_SUPPLIED MATERIAL_:

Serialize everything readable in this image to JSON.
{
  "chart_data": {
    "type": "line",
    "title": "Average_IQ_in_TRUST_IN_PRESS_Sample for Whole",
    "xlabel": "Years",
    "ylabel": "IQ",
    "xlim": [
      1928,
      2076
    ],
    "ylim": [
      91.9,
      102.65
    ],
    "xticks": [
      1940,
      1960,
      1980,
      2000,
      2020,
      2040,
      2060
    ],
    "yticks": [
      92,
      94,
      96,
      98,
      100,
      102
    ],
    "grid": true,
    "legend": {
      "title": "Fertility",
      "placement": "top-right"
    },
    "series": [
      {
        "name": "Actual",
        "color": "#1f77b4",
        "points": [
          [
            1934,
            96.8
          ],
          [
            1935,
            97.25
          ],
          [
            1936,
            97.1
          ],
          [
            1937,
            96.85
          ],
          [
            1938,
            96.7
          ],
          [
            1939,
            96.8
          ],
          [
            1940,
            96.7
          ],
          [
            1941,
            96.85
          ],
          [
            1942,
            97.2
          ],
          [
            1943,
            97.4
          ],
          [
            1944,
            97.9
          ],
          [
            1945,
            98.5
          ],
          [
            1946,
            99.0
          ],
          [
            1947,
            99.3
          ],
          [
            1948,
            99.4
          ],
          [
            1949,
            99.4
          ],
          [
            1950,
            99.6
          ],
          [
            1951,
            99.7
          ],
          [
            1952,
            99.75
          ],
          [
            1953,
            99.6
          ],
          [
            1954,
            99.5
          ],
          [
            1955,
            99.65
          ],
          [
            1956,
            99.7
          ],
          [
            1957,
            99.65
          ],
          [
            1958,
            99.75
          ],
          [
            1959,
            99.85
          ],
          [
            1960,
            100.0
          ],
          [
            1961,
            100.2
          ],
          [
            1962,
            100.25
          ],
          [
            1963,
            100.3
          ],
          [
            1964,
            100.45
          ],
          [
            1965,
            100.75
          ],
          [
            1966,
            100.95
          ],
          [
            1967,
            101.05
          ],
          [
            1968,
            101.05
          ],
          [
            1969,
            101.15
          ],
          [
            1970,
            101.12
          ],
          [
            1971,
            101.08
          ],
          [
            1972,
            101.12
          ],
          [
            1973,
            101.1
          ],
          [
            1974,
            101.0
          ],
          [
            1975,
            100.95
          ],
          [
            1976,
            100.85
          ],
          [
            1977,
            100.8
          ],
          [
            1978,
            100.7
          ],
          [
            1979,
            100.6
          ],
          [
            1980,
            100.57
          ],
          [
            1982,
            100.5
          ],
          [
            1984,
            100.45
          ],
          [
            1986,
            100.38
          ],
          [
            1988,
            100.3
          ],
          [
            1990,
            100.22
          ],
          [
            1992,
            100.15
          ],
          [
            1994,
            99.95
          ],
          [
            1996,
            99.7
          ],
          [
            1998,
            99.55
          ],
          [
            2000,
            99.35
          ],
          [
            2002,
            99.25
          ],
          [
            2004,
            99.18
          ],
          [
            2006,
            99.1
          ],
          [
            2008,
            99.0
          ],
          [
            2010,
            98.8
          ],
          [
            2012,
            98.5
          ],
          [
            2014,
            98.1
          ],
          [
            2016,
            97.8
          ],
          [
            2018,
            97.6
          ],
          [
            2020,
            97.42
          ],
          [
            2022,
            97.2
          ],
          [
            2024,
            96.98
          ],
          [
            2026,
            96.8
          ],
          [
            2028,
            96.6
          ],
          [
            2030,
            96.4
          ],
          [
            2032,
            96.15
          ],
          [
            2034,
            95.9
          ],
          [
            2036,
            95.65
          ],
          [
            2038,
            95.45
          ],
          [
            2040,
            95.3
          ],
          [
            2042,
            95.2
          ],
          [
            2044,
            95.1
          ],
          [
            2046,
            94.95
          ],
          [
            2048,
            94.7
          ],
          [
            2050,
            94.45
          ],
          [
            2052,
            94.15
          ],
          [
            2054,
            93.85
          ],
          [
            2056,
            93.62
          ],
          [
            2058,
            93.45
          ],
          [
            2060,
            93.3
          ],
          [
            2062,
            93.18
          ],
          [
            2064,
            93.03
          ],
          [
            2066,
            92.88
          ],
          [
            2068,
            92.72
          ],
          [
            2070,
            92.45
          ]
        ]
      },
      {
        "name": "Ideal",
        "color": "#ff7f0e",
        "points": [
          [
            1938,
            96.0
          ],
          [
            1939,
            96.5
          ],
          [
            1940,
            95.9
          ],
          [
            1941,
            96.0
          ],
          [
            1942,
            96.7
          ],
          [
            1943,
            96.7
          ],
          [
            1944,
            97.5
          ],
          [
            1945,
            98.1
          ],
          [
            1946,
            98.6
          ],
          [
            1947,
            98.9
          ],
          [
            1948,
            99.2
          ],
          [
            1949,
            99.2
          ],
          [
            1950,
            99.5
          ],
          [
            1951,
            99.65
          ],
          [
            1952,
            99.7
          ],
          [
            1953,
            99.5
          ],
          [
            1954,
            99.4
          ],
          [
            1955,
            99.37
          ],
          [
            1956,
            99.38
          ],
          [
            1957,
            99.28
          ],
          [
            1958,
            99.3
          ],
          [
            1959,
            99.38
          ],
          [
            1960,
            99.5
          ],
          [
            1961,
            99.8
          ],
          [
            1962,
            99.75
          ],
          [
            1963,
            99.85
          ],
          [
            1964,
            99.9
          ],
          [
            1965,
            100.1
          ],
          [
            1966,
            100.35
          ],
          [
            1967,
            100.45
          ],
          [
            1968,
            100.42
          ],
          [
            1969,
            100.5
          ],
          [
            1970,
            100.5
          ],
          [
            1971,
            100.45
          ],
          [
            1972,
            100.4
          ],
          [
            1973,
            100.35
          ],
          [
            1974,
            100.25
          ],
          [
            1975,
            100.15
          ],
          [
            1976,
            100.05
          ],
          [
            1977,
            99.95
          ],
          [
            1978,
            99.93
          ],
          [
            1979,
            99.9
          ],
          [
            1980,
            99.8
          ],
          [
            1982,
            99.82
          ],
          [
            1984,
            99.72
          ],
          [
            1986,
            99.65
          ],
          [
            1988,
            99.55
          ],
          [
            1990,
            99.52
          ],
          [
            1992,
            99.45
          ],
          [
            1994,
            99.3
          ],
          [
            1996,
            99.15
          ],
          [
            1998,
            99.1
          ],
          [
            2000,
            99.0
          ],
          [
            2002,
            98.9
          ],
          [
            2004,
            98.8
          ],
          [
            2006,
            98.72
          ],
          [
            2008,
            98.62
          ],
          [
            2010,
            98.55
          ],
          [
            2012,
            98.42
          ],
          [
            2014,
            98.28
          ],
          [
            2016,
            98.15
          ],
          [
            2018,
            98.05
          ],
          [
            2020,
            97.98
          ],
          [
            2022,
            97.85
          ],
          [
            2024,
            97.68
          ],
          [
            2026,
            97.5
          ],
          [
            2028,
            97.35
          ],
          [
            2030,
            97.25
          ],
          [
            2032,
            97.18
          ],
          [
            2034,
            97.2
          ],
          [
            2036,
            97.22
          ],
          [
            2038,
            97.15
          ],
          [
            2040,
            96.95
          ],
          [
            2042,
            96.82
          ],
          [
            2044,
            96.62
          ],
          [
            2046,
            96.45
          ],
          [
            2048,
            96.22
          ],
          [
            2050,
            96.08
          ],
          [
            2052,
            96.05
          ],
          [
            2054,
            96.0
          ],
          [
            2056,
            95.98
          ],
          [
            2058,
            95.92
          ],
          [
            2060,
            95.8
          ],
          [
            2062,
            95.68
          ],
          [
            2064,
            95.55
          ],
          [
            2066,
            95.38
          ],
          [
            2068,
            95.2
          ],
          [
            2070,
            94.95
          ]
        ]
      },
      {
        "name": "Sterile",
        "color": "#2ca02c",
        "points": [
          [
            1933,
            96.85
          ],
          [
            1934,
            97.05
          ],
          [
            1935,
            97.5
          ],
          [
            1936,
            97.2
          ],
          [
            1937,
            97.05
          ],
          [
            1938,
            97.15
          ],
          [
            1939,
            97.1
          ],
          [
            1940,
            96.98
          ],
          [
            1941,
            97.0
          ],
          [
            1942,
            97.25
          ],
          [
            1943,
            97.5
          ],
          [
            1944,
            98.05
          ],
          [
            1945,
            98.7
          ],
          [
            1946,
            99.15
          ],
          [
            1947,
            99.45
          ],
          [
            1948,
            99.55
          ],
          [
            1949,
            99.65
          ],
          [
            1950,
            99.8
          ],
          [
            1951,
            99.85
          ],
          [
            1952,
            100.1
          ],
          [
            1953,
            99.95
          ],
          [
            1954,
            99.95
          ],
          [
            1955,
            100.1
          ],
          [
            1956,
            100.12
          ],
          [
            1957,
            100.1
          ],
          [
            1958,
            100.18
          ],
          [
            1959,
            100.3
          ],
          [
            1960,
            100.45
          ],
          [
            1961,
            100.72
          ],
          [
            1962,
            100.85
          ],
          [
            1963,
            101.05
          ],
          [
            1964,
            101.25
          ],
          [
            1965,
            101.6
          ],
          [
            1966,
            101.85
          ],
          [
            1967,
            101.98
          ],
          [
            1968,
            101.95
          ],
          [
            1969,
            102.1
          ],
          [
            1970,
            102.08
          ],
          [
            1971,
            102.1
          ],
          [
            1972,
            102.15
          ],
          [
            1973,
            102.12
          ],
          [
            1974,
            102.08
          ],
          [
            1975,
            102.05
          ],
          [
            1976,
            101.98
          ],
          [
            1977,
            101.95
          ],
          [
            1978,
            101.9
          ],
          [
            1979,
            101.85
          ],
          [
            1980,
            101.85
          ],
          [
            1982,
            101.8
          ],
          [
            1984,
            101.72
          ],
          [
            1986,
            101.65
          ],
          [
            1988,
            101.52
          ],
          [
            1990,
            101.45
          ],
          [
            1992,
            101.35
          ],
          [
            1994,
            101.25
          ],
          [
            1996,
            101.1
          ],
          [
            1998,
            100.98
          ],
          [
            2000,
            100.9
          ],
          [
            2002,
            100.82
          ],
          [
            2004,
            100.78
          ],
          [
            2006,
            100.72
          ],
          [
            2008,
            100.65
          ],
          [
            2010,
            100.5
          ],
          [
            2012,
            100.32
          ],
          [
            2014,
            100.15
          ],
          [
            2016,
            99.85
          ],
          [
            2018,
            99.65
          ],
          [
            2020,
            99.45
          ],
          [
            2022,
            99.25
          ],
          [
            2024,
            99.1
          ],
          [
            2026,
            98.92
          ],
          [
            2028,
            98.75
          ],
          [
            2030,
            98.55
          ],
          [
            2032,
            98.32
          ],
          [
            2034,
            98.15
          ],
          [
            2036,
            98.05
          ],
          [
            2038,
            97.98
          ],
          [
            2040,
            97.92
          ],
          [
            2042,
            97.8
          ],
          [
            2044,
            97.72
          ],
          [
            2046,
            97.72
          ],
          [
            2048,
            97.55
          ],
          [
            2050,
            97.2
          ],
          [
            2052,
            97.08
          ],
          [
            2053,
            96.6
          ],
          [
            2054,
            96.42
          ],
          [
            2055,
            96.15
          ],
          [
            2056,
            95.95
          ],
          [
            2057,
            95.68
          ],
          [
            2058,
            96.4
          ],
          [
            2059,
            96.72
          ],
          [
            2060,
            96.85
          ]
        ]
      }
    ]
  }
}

_GOAL OF THE EXERCISE_:
For the data above, state only how many lines include the word "color".

_REPLY_:
3